SUPPLIED TEXT:
The nuts and bolts of the merger will see Deutsche Telekom contribute T-Mobile UK on a cash-free, debt-free basis, including T-Mobile’s 50 per cent holding in its 3G network joint venture with Hutchison (Mobile Broadband Network Ltd) and gross tax losses carried forward of at least £1.5bn. France Telecom would contribute the whole of Orange UK including £1.25bn of intra-group net debt. Deutsche Telekom would then grant a £625m loan to the joint venture, which would be used to simultaneously reimburse £625—or half of the FT debt—to France Telecom. This would leave the joint venture with the same amount of debt, £1.25bn, but with that debt spread evenly between the two parents.

The merger is expected to generate synergies in excess of €4bn, with estimated opex-based synergies reaching an annual run rate of over £445m from 2014 onwards, through saving in network and IT expenditure, marketing and distribution. The joint venture would also be expected to invest £600m to £800m in integration costs over the period from 2010 to 2014, related to the decommissioning of some mobile sites and the streamlining of operations.

PROVIDED DATA:
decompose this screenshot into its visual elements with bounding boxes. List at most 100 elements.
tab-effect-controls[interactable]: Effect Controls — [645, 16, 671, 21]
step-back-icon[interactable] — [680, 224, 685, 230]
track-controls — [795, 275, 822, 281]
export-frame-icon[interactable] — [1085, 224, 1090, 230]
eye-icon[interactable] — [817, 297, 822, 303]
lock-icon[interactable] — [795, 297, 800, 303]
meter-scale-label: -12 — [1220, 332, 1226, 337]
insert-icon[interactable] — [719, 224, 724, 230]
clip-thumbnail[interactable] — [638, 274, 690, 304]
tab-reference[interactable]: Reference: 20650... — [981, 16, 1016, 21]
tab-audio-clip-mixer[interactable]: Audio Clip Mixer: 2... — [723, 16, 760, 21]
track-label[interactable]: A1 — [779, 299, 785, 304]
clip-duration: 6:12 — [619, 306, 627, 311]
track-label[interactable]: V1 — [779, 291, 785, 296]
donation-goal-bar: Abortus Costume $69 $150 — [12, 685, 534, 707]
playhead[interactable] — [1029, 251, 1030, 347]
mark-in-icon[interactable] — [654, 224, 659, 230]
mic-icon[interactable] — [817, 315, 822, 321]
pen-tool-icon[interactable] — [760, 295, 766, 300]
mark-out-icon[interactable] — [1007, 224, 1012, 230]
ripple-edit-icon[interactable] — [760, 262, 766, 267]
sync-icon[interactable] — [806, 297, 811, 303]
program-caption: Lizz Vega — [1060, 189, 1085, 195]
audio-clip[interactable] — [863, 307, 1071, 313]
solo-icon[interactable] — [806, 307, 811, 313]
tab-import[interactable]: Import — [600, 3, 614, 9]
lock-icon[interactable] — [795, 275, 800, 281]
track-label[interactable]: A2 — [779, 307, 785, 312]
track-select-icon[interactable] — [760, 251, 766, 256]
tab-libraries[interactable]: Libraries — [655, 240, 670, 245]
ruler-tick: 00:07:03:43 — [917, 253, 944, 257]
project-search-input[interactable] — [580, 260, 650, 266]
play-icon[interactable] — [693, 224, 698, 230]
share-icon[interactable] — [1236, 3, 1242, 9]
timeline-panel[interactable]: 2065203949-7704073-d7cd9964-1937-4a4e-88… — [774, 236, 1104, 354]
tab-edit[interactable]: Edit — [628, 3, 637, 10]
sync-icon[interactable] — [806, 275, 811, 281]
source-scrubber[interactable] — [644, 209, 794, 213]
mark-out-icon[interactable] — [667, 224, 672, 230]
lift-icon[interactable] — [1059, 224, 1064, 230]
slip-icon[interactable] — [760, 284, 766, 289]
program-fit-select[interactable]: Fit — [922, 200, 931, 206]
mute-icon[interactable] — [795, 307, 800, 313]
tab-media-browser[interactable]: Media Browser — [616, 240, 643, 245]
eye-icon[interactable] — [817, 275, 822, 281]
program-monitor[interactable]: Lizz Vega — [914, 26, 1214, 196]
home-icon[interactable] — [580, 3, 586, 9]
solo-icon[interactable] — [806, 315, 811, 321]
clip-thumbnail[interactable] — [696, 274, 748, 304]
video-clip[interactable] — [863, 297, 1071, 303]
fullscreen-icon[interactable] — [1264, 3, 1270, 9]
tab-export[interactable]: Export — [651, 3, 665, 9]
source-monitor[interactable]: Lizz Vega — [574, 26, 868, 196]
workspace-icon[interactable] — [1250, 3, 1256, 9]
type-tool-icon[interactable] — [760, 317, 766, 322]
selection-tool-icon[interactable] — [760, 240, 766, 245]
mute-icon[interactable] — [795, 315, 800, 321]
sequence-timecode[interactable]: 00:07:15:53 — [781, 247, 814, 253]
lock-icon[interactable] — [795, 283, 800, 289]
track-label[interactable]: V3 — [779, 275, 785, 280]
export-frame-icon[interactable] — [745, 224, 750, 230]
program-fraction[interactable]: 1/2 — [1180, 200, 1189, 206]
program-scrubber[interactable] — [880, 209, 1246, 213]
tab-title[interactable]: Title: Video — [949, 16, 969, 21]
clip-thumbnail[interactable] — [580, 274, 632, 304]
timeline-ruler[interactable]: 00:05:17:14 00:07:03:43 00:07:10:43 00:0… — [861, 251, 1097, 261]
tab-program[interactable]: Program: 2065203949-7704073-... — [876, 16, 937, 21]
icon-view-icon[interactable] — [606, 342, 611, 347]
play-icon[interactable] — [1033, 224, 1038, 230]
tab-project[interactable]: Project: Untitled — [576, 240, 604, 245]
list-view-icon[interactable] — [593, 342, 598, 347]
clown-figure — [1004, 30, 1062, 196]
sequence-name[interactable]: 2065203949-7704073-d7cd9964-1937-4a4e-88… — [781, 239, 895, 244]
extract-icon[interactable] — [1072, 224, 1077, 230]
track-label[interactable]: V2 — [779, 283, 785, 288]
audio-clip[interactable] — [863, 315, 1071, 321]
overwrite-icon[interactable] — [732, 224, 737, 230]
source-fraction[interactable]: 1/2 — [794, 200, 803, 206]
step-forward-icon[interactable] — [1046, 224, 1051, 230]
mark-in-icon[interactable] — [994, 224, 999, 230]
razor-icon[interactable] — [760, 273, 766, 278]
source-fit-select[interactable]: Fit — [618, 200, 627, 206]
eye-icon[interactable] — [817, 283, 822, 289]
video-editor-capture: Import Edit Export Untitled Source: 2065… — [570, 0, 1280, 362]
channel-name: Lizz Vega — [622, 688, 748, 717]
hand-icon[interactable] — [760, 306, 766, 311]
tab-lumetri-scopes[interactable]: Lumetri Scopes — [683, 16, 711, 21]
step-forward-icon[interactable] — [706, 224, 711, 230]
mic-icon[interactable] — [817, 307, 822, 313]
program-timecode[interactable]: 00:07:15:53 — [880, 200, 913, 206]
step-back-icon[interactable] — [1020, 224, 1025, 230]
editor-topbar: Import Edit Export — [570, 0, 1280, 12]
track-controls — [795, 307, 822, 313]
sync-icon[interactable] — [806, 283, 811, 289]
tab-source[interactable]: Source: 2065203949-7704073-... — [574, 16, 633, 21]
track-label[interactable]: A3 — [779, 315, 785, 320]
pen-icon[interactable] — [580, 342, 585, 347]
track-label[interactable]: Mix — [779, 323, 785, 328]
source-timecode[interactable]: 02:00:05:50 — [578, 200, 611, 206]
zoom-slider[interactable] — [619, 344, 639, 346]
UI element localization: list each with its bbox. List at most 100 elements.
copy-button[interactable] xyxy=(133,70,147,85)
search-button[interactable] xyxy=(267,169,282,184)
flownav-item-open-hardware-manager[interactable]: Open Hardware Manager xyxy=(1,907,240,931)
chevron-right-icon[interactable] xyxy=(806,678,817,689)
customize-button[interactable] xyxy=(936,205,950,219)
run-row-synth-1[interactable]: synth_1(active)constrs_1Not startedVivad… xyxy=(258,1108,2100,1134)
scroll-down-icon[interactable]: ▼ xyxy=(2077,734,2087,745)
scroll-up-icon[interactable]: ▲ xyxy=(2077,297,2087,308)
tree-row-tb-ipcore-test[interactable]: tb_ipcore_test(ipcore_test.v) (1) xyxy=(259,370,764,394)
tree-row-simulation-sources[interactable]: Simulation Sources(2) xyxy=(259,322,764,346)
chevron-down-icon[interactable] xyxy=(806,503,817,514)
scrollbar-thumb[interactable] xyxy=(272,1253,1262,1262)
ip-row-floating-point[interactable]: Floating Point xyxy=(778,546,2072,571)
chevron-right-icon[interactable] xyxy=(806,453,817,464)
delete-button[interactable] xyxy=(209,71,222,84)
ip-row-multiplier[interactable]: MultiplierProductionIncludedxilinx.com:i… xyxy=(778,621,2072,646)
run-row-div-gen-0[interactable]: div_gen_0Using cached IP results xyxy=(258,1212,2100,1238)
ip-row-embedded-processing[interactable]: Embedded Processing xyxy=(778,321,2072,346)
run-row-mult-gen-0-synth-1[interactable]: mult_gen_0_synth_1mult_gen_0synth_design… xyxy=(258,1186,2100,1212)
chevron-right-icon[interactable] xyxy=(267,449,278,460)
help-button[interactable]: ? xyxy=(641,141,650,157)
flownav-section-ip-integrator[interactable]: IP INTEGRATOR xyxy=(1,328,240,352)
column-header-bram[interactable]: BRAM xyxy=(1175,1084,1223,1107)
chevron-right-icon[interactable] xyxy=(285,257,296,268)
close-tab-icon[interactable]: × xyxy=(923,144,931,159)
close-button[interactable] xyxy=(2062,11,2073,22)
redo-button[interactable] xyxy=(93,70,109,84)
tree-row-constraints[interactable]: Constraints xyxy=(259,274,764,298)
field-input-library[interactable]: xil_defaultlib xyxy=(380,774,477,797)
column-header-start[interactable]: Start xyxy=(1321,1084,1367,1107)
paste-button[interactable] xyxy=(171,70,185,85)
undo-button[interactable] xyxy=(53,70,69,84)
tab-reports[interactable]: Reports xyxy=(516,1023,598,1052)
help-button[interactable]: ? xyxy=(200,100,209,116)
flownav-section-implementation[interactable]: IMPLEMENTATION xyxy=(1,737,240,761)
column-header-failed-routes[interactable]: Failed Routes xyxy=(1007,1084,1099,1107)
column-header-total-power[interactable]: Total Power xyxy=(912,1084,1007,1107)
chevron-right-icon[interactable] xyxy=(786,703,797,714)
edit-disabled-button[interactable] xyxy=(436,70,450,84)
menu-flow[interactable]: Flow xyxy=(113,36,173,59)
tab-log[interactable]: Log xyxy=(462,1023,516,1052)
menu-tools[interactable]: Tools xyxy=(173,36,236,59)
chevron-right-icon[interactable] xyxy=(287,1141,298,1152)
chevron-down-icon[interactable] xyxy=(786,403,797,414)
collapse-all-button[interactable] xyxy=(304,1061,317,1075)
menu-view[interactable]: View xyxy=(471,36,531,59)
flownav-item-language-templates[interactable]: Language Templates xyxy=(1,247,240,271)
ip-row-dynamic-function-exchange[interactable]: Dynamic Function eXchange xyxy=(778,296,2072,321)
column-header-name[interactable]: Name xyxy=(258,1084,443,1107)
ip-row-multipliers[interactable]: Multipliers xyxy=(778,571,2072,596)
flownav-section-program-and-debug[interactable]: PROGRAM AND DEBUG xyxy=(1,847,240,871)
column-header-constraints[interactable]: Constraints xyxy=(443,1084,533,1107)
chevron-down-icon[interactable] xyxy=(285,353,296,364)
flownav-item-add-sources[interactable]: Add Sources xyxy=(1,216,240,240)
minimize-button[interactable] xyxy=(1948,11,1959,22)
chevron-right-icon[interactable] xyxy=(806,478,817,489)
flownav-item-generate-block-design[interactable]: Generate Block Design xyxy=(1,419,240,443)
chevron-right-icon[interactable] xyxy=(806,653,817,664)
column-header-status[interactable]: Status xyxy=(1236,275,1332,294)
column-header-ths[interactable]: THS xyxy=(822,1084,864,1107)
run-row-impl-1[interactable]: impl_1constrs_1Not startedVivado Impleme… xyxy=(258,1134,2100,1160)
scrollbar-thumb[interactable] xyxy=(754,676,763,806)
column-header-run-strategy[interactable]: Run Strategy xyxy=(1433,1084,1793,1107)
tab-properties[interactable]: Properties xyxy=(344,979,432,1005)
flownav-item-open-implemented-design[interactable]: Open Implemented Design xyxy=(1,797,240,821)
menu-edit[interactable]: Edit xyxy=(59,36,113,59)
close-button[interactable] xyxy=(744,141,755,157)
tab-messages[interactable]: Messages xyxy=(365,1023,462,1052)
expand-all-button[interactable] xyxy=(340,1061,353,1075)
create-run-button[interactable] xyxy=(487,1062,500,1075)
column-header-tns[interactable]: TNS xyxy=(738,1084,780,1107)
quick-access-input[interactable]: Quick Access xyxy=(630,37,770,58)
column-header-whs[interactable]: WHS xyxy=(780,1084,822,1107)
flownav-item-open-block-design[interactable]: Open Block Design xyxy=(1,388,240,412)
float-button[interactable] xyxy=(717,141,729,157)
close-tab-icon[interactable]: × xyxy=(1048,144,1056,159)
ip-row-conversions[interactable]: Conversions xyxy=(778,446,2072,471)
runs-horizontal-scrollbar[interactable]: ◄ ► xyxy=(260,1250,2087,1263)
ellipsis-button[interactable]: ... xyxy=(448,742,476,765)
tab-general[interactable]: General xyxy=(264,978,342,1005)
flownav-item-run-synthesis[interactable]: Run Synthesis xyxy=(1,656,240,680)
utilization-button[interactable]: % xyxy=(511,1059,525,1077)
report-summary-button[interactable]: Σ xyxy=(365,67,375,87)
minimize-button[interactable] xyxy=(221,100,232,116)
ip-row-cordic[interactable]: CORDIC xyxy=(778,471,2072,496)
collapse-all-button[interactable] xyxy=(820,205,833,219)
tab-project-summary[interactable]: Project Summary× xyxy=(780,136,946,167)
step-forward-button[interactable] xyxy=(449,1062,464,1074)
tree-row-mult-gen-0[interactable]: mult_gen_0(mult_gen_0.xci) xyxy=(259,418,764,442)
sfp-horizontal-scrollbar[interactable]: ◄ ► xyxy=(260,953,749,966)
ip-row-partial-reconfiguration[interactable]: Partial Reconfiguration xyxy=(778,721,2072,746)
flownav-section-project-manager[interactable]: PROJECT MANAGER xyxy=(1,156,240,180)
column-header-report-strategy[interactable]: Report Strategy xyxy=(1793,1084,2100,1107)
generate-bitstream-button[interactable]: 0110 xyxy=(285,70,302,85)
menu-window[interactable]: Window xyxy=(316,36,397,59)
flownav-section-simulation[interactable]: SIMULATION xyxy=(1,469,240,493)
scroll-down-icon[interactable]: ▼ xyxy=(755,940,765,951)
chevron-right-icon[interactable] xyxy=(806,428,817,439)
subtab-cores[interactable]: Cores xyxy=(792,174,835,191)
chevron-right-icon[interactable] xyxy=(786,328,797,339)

REQUESTS:
1. From the merger passage, list every company named.
2. According to the merger passage, are these statements true? Give yes or no for each, quoting the words that decide it.
(a) France Telecom contributes Orange UK free of debt.
(b) Deutsche Telekom grants a £625m loan to the joint venture.
(c) The integration costs fall in the period from 2010 to 2014.
The rows come from a different source than the merger passage.

TASK-BY-TASK OUTPUTS:
1.
Deutsche Telekom
T-Mobile UK
Hutchison
Mobile Broadband Network Ltd
France Telecom
Orange UK

2.
(a) No: "France Telecom would contribute the whole of Orange UK including £1.25bn of intra-group net debt."
(b) Yes: "Deutsche Telekom would then grant a £625m loan to the joint venture."
(c) Yes: "invest £600m to £800m in integration costs over the period from 2010 to 2014."